DATA FOR THIS EXERCISE ::
══════════

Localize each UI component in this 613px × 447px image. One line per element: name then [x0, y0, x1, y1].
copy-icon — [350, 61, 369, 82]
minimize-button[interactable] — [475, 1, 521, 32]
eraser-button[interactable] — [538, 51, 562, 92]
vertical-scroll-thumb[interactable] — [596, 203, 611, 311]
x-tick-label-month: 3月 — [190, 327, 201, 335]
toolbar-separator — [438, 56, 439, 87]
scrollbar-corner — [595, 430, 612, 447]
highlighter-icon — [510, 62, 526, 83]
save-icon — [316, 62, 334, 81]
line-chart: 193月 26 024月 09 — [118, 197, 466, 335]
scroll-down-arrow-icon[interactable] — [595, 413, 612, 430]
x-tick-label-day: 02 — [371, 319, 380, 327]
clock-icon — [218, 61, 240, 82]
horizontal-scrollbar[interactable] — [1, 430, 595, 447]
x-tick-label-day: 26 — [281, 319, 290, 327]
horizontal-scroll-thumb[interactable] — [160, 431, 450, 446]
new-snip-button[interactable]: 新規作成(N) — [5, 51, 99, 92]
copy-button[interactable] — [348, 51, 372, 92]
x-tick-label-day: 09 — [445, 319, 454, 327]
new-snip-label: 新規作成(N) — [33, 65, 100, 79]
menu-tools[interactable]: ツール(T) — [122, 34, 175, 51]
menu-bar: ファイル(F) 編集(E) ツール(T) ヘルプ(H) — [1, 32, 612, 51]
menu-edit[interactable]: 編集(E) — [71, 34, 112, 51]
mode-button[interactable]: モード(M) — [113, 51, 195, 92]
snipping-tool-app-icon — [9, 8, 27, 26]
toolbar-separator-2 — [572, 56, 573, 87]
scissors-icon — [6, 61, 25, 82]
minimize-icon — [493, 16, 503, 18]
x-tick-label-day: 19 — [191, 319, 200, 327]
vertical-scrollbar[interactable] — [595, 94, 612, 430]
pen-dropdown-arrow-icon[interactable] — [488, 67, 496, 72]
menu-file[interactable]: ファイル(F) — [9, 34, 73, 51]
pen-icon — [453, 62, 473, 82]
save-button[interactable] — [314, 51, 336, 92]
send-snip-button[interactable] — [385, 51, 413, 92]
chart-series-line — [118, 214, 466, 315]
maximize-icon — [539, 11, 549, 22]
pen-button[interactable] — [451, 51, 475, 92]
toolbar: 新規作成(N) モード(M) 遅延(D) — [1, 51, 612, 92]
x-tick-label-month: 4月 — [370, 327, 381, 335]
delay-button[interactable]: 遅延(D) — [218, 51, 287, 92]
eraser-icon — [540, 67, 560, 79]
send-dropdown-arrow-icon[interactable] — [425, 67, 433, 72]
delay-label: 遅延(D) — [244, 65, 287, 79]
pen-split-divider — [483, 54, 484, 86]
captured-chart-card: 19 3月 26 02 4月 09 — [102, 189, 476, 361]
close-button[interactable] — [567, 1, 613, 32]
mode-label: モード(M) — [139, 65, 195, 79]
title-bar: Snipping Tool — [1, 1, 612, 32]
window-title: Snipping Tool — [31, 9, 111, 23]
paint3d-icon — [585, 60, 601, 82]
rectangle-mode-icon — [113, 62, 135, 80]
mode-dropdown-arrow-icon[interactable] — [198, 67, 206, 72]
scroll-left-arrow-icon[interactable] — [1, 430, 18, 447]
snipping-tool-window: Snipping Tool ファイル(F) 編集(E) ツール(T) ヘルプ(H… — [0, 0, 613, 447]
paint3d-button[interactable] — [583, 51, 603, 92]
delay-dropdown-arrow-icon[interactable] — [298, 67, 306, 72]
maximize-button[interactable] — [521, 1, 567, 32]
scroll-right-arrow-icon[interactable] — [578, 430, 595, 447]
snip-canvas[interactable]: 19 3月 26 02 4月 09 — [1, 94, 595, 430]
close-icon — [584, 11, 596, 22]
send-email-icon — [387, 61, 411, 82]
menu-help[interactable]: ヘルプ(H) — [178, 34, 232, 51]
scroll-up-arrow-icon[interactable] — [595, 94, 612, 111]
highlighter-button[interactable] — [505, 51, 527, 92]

══════════

THE TASK ::
Identify each line above that contains the string "thumb", and copy every such line in full.

TASK OUTPUT ::
vertical-scroll-thumb[interactable] — [596, 203, 611, 311]
horizontal-scroll-thumb[interactable] — [160, 431, 450, 446]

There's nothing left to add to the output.